Collection entries:
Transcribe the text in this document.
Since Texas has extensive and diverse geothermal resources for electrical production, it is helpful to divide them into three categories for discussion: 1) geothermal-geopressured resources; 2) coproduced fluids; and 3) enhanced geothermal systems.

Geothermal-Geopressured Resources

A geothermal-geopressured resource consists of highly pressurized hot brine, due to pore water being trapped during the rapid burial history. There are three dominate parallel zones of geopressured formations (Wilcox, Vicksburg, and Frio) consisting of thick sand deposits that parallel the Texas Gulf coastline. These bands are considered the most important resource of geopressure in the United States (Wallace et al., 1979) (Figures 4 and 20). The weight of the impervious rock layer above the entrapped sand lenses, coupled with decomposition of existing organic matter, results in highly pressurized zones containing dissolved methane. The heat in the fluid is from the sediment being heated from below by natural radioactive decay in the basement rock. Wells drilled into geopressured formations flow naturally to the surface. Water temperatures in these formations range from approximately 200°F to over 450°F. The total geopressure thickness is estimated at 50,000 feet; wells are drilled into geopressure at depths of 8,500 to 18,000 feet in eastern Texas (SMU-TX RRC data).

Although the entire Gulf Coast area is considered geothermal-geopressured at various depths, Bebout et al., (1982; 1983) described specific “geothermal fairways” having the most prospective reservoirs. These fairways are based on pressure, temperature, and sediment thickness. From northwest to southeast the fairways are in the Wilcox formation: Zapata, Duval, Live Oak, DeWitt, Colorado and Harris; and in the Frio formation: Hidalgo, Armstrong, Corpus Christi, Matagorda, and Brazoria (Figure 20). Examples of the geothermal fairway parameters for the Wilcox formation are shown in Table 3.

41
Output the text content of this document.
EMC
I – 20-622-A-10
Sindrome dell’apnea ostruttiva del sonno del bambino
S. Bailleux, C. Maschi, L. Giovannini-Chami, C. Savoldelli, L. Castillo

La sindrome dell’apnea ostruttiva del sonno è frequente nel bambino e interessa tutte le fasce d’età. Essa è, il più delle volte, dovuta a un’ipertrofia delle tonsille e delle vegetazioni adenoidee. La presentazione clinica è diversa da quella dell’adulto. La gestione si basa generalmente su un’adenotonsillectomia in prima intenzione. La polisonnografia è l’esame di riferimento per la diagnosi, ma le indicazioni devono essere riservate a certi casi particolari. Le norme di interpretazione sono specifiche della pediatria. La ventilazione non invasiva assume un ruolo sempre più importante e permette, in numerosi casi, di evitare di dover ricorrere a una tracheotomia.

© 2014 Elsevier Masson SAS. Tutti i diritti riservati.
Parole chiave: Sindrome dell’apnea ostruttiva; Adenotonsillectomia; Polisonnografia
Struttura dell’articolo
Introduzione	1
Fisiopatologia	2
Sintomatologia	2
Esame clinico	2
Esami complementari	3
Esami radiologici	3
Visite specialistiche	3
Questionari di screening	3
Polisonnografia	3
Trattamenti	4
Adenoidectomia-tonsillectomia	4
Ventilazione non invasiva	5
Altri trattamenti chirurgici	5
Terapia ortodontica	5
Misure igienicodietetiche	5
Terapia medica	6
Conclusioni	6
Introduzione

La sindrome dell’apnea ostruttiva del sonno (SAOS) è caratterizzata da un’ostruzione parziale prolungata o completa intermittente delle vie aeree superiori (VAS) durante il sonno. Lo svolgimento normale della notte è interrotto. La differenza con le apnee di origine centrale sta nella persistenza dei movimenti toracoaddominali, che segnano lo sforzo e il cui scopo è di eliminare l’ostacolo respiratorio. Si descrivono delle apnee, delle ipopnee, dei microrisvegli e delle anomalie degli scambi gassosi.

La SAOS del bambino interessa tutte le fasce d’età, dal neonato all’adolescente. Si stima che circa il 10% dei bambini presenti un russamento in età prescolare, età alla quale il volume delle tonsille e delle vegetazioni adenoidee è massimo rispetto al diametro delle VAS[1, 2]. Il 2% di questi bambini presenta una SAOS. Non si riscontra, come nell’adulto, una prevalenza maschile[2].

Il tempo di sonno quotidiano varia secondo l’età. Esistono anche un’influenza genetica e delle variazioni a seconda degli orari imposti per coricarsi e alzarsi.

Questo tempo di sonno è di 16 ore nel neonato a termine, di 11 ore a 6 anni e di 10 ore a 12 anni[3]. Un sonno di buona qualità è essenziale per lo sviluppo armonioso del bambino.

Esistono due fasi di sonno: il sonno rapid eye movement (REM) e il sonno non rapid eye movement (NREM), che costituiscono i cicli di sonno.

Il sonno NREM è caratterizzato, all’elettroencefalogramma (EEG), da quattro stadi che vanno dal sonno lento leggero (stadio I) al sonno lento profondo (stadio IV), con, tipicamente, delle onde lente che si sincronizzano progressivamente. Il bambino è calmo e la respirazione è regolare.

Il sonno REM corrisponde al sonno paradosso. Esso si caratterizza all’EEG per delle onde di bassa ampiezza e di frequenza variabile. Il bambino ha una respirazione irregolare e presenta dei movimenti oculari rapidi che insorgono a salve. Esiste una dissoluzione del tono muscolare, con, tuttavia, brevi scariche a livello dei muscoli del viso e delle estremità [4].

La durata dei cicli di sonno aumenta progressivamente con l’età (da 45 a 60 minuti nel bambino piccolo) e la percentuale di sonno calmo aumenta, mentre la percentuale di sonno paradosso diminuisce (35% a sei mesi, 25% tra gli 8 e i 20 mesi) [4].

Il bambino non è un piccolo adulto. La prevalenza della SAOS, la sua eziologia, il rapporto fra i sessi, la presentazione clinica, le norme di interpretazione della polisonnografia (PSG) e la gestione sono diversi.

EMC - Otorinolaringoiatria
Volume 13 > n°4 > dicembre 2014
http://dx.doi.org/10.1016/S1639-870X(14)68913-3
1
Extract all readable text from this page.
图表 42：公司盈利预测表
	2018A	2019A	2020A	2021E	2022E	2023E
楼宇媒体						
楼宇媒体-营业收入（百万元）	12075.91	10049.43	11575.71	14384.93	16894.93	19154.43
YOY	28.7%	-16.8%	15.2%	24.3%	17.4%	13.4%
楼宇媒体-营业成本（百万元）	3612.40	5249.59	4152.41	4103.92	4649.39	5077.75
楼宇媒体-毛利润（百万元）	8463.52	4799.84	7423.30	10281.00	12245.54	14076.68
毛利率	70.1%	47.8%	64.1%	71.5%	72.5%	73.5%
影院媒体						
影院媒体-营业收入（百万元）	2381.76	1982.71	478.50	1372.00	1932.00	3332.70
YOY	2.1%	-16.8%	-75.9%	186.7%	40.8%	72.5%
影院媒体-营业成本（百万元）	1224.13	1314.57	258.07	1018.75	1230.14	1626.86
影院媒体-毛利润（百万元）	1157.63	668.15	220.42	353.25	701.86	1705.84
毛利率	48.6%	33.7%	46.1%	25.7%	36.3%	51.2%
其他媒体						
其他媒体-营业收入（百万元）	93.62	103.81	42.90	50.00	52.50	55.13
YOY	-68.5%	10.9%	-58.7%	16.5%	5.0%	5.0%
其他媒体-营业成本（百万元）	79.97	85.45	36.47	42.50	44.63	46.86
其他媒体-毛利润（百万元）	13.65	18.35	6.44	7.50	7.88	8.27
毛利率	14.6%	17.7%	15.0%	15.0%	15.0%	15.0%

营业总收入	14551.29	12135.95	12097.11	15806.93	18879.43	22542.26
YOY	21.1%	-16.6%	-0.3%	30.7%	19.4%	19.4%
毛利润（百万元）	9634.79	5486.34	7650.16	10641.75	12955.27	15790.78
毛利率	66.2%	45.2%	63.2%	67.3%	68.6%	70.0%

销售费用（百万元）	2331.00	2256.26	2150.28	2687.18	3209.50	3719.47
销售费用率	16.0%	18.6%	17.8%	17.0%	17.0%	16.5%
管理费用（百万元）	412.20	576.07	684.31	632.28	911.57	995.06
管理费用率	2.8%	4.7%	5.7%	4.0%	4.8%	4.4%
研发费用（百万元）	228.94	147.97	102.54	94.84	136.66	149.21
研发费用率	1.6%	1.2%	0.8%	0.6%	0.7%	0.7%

_CHALLENGE_: Copy down every line of the entries containing the word "text".

_WRITTEN ANSWER_:
Transcribe the text in this document.
Output the text content of this document.
Extract all readable text from this page.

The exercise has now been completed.